*** TEKS SUMBER ***

Semarang, Idola 92.6 FM – Dalam catatan sejarah kemerdekaan bangsa, santri berperan besar dalam memperjuangkan kemerdekan Republik Indonesia. Pada 22 Oktober Hadratussyaikh KH. Hasyim Asy’ari atas nama NU, mendeklarasikan sebuah seruan Jihad Fii Sabilillah.
Fatwa jihad inilah yang kemudian digelorakan oleh Bung Tomo melalui radio—disertai dengan teriakan ‘Allahu Akbar’ sehingga berhasil membangkitkan semangat juang kalangan santri untuk melawan tantara sekutu. Para kiai dan santri kemudian bergabung dengan pasukan Sabilillah dan Hizbullah yang terbentuk sebagai respons atas Resolusi Jihad. Kelompok inilah yang kemudian berperan penting dalam peristiwa 10 November yang kini selalu kita peringati sebagai Hari Pahlawan.

*** BAGIAN DATA ***

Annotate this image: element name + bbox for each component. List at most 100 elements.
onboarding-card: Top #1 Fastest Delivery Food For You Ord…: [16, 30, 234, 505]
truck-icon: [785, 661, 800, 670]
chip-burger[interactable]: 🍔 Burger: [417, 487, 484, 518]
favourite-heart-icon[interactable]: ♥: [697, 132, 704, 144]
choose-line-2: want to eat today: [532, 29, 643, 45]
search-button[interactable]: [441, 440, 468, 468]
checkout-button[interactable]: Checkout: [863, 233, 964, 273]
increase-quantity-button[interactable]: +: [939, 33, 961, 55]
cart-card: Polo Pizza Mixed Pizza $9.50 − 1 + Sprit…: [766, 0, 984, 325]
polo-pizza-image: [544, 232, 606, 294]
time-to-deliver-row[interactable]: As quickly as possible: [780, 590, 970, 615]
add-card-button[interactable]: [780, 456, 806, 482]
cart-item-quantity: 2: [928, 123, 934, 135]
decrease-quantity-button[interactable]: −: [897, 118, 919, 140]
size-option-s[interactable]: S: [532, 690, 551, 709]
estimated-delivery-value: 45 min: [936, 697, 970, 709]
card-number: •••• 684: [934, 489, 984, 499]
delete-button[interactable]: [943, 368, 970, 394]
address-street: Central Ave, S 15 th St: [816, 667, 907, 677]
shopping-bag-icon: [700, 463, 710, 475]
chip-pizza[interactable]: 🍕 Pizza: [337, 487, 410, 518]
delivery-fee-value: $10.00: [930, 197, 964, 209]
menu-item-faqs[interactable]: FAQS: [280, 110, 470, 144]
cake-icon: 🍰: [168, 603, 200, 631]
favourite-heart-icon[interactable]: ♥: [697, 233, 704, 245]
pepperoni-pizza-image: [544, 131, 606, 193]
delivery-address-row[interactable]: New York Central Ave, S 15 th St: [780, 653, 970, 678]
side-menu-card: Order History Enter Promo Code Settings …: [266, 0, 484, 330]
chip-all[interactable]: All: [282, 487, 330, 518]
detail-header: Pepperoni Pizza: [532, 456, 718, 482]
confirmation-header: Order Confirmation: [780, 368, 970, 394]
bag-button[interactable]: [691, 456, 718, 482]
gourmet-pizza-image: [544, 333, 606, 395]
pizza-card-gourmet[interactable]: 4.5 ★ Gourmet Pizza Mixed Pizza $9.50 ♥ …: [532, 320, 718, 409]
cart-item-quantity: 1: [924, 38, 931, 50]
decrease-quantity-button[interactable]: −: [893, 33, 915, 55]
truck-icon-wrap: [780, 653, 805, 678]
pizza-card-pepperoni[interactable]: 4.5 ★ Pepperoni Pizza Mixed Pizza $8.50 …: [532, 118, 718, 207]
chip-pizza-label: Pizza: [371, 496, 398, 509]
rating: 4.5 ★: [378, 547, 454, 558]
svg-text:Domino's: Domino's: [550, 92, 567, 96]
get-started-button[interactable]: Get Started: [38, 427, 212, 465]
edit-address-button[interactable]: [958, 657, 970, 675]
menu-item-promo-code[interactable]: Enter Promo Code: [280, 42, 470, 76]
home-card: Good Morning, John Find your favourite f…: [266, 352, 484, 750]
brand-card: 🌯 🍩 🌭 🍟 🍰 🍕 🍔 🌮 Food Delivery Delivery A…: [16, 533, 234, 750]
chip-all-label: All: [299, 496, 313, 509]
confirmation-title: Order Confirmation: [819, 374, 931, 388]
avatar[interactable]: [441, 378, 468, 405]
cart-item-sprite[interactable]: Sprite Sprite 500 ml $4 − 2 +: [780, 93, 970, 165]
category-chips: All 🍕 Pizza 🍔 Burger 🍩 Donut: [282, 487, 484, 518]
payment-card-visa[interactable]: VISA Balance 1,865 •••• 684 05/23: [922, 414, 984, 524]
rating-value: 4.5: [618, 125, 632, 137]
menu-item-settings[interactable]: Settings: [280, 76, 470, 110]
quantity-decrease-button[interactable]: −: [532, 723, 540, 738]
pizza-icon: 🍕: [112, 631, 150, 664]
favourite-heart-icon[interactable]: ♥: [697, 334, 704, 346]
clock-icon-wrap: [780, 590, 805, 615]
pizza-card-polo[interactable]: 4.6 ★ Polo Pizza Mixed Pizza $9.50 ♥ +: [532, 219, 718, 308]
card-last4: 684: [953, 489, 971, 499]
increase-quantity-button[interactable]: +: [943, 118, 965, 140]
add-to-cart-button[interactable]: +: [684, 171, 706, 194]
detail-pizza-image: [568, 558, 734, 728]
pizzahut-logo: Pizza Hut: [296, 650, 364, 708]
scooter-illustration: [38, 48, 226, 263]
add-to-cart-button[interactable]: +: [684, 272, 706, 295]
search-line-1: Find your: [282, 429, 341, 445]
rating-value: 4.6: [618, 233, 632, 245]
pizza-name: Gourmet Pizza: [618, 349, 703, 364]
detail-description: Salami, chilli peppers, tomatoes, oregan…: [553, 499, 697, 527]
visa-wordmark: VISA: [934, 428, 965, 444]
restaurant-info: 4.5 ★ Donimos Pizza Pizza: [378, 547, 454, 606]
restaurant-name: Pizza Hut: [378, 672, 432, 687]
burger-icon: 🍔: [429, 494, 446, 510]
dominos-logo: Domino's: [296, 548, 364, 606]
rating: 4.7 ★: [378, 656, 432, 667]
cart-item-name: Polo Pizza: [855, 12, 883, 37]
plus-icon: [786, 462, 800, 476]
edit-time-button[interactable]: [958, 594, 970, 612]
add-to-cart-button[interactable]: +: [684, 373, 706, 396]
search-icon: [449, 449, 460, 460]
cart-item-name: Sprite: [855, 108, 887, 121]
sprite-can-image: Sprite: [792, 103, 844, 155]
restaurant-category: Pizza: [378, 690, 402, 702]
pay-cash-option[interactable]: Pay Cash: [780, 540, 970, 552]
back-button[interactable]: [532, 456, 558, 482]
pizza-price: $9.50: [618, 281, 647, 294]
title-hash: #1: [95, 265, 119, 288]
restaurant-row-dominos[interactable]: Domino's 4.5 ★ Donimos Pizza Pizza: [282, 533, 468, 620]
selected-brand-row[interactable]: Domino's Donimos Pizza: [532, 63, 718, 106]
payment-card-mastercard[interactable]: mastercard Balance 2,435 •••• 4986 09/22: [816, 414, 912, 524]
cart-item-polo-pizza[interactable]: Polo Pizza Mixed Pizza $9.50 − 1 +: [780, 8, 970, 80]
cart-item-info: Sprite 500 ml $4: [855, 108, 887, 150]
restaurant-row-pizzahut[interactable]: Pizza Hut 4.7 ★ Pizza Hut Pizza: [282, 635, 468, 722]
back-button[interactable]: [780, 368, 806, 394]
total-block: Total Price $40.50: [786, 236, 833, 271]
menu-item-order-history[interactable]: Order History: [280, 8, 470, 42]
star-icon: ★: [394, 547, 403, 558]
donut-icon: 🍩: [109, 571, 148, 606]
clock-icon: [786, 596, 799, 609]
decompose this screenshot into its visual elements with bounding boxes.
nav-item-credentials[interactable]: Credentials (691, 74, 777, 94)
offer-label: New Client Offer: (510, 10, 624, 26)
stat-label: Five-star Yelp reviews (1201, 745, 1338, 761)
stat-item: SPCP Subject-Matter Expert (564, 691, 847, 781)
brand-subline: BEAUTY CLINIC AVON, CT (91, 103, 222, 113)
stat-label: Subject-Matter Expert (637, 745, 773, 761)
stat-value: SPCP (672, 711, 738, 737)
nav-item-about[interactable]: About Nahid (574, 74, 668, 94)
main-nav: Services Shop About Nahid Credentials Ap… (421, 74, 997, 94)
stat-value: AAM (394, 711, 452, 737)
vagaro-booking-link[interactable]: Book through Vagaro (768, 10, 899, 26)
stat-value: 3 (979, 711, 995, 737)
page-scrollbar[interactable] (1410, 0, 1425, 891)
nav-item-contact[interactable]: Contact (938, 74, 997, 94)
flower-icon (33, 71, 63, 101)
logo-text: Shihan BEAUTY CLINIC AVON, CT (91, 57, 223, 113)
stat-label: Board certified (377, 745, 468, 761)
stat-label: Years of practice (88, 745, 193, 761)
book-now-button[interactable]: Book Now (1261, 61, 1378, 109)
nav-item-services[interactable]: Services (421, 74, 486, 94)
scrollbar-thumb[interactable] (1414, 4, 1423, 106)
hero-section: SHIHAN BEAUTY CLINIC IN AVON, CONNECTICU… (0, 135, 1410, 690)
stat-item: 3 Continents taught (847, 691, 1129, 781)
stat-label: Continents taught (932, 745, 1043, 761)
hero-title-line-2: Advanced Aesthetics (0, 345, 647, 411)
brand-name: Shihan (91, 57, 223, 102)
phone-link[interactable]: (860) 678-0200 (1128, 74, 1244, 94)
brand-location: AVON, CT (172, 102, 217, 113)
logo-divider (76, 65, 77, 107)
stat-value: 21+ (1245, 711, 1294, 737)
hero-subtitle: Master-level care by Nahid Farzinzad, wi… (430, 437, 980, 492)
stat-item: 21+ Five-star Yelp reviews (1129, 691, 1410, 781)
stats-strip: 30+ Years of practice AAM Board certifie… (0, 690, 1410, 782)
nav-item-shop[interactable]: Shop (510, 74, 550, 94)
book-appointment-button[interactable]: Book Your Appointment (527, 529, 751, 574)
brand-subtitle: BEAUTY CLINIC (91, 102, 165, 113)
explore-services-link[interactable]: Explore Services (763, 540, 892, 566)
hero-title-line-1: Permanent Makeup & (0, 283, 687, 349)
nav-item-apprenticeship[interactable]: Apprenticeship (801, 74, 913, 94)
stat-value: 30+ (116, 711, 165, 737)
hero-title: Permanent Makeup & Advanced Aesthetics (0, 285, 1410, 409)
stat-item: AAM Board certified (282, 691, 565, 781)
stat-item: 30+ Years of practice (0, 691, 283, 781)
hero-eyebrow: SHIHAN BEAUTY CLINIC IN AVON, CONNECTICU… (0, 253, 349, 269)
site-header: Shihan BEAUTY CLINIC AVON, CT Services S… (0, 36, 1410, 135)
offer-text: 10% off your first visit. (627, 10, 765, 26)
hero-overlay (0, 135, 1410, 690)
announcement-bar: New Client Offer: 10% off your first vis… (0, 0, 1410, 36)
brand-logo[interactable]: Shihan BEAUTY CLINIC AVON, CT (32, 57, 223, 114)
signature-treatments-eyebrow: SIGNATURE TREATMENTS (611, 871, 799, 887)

***

- _YANG HARUS DILAKUKAN_
Salin tanpa perubahan bagian teks sumber antara "Semarang, Idola 92.6" dan "Jihad Fii Sabilillah.", termasuk kedua batas itu. Item di atas tidak diperlukan.

- _JAWABAN LATIHAN_
Semarang, Idola 92.6 FM – Dalam catatan sejarah kemerdekaan bangsa, santri berperan besar dalam memperjuangkan kemerdekan Republik Indonesia. Pada 22 Oktober Hadratussyaikh KH. Hasyim Asy’ari atas nama NU, mendeklarasikan sebuah seruan Jihad Fii Sabilillah.